§ 課題:
強制送還に関するコラムのうち、「世界的な規模で新型コロナウイ」から「くれる人はほとんどいません。」までの部分を、一字一句変えずに抜き出して返してください。

日本で生まれ育った子どもたちの強制送還――「世界難民移住移動者の日」コラム一覧へ

大迫こずえ(カトリック東京国際センター)
 世界的な規模で新型コロナウイルス感染症が拡大し、今なお収束していませんが、そこでとくに懸念されるのが外国人労働者の境遇です。彼らの多くは、狭い共同住宅で暮らし、経済的理由で体調が悪くても仕事を休むことはできず、「密」な状態の工場で働き続けていました。 
 実は日本でも、生活基盤の弱い外国人労働者が補償のないまま休業を余儀なくされ、食事に困り、就労の許されていない仮放免者たちが、狭いアパートで、ソーシャルディスタンスや消毒とは無縁な生活を送っています。
 ネット上では、このような移民・難民に対して、「追い返せ」「外国人に税金を使うな」「外国人に国民と同じ権利と保護があると思っているのか」などの言葉があふれています。そして以前は、「とても国籍国には送り返すことはできない」と在留を特別に許可されていた、日本で生まれ育った子どもたちが、ここ数年、言葉も文化も異なる国に強制送還される対象となっています。
 日本で知り合い、国際結婚した両親の難民認定申請が不認定となったケースでは、小学校六年生の子に求められたのは、父親と中国に帰るか、母親の国スリランカに帰るかの選択でした。また、非正規滞在の両親のもとに日本で生まれ、日本で育った青年のケースでは、二十一歳になって間もなく入国管理局に収容されてしまいました。現在は日本人女性と結婚し、娘も誕生していますが、彼が送還される理由は、非正規滞在の両親のもとに生まれたからです。こうして日本の文化や言葉しか知らない子どもたちは、生きてゆくことが困難な国に送られ、その後のことを考えてくれる人はほとんどいません。
 「主は彼らを通してわたしたちに、回心して、排他主義、無関心、使い捨ての文化から解き放たれるよう呼びかけておられます」(第一〇五回「世界難民移住移動者の日」教皇メッセージより)。フランシスコ教皇は、このような移民、難民の問題を、経済的に繁栄している社会の中で、自分たちの安心安全のことだけを考え、他者を気遣う感受性を失くし、他者の人間としての尊厳に無関心になった結果だとして注意を促します。世界人権宣言採択から七十年以上を経た今、私たちがキリスト者として行うべきこととは何かを明確に見つけなければならない時がきていると感じています。

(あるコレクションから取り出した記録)
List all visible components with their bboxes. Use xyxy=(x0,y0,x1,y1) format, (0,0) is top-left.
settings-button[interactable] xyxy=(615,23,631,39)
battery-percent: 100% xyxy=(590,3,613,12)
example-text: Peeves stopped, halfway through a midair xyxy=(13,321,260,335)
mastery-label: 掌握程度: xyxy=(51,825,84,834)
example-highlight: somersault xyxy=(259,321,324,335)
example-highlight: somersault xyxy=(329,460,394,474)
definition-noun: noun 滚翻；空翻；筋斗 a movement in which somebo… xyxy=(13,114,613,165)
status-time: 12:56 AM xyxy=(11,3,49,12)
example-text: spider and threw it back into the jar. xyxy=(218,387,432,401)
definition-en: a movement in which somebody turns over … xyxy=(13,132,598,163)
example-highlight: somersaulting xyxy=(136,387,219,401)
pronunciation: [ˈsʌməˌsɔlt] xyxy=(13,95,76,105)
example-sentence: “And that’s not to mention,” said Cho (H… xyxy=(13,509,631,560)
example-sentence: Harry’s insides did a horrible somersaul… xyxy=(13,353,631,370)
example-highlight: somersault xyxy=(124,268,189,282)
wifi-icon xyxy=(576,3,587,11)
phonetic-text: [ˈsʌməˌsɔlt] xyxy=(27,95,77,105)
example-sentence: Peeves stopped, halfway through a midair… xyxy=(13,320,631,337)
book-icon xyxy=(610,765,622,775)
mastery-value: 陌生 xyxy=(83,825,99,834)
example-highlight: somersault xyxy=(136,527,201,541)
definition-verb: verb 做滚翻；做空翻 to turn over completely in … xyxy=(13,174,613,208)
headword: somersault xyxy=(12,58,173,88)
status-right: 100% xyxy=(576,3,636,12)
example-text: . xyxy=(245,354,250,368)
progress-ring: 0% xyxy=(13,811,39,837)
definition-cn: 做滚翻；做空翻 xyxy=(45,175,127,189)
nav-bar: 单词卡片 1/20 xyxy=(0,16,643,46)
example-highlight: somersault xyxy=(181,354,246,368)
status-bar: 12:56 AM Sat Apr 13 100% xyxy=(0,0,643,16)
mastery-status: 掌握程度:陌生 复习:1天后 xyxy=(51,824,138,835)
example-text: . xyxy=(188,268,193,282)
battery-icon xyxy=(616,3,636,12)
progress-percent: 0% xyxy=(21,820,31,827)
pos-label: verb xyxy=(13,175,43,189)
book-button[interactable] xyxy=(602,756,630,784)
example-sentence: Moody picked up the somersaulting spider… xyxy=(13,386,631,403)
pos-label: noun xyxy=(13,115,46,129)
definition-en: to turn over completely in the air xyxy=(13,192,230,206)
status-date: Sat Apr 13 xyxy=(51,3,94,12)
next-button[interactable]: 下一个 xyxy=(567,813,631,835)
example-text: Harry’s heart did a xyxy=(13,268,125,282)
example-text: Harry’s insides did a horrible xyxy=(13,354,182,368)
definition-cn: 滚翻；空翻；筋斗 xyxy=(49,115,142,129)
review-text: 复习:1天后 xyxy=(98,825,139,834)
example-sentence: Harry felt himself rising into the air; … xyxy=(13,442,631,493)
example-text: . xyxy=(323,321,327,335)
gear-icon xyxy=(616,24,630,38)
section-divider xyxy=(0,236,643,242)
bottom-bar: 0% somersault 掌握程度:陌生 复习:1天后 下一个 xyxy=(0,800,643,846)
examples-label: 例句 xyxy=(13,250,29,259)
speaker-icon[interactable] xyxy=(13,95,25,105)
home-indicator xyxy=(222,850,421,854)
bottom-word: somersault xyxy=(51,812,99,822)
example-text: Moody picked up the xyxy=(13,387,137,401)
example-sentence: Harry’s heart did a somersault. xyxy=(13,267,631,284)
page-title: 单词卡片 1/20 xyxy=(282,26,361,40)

§ 期待される出力:
世界的な規模で新型コロナウイルス感染症が拡大し、今なお収束していませんが、そこでとくに懸念されるのが外国人労働者の境遇です。彼らの多くは、狭い共同住宅で暮らし、経済的理由で体調が悪くても仕事を休むことはできず、「密」な状態の工場で働き続けていました。 
 実は日本でも、生活基盤の弱い外国人労働者が補償のないまま休業を余儀なくされ、食事に困り、就労の許されていない仮放免者たちが、狭いアパートで、ソーシャルディスタンスや消毒とは無縁な生活を送っています。
 ネット上では、このような移民・難民に対して、「追い返せ」「外国人に税金を使うな」「外国人に国民と同じ権利と保護があると思っているのか」などの言葉があふれています。そして以前は、「とても国籍国には送り返すことはできない」と在留を特別に許可されていた、日本で生まれ育った子どもたちが、ここ数年、言葉も文化も異なる国に強制送還される対象となっています。
 日本で知り合い、国際結婚した両親の難民認定申請が不認定となったケースでは、小学校六年生の子に求められたのは、父親と中国に帰るか、母親の国スリランカに帰るかの選択でした。また、非正規滞在の両親のもとに日本で生まれ、日本で育った青年のケースでは、二十一歳になって間もなく入国管理局に収容されてしまいました。現在は日本人女性と結婚し、娘も誕生していますが、彼が送還される理由は、非正規滞在の両親のもとに生まれたからです。こうして日本の文化や言葉しか知らない子どもたちは、生きてゆくことが困難な国に送られ、その後のことを考えてくれる人はほとんどいません。